> _What is required_
Wherever the word "预计继续使用" appears in a line, copy that line.

> _Data supplied_

[Begin]

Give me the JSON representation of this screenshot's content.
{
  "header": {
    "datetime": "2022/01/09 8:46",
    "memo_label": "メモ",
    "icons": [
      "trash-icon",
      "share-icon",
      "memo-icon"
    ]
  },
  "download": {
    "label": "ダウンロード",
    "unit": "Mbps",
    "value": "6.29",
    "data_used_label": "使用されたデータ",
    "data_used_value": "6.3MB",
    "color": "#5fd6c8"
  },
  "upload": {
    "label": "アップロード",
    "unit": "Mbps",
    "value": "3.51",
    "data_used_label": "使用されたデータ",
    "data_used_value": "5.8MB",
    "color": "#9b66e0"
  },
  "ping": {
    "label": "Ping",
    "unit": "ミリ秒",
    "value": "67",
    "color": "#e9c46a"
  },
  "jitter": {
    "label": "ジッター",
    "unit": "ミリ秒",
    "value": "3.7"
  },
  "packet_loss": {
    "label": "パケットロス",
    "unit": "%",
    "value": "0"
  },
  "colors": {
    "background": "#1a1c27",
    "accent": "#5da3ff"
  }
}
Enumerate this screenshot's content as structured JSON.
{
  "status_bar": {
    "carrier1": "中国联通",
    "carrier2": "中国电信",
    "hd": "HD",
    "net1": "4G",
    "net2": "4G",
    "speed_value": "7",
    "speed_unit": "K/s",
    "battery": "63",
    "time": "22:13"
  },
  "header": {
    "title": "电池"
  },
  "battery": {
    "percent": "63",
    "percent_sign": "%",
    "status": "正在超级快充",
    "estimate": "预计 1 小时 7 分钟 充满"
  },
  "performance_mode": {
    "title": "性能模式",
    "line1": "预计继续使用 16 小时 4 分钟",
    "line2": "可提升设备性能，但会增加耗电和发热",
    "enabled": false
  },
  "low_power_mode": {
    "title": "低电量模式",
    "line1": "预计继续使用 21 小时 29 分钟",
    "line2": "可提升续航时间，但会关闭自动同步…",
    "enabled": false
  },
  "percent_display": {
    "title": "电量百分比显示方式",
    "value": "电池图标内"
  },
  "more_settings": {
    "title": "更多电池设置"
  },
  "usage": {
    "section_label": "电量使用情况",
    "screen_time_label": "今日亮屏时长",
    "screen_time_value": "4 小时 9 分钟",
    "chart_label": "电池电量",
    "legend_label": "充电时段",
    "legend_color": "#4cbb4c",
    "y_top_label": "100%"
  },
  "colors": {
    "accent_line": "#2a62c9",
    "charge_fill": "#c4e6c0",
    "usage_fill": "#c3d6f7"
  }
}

[End]

> _Correct output_
    "line1": "预计继续使用 16 小时 4 分钟",
    "line1": "预计继续使用 21 小时 29 分钟",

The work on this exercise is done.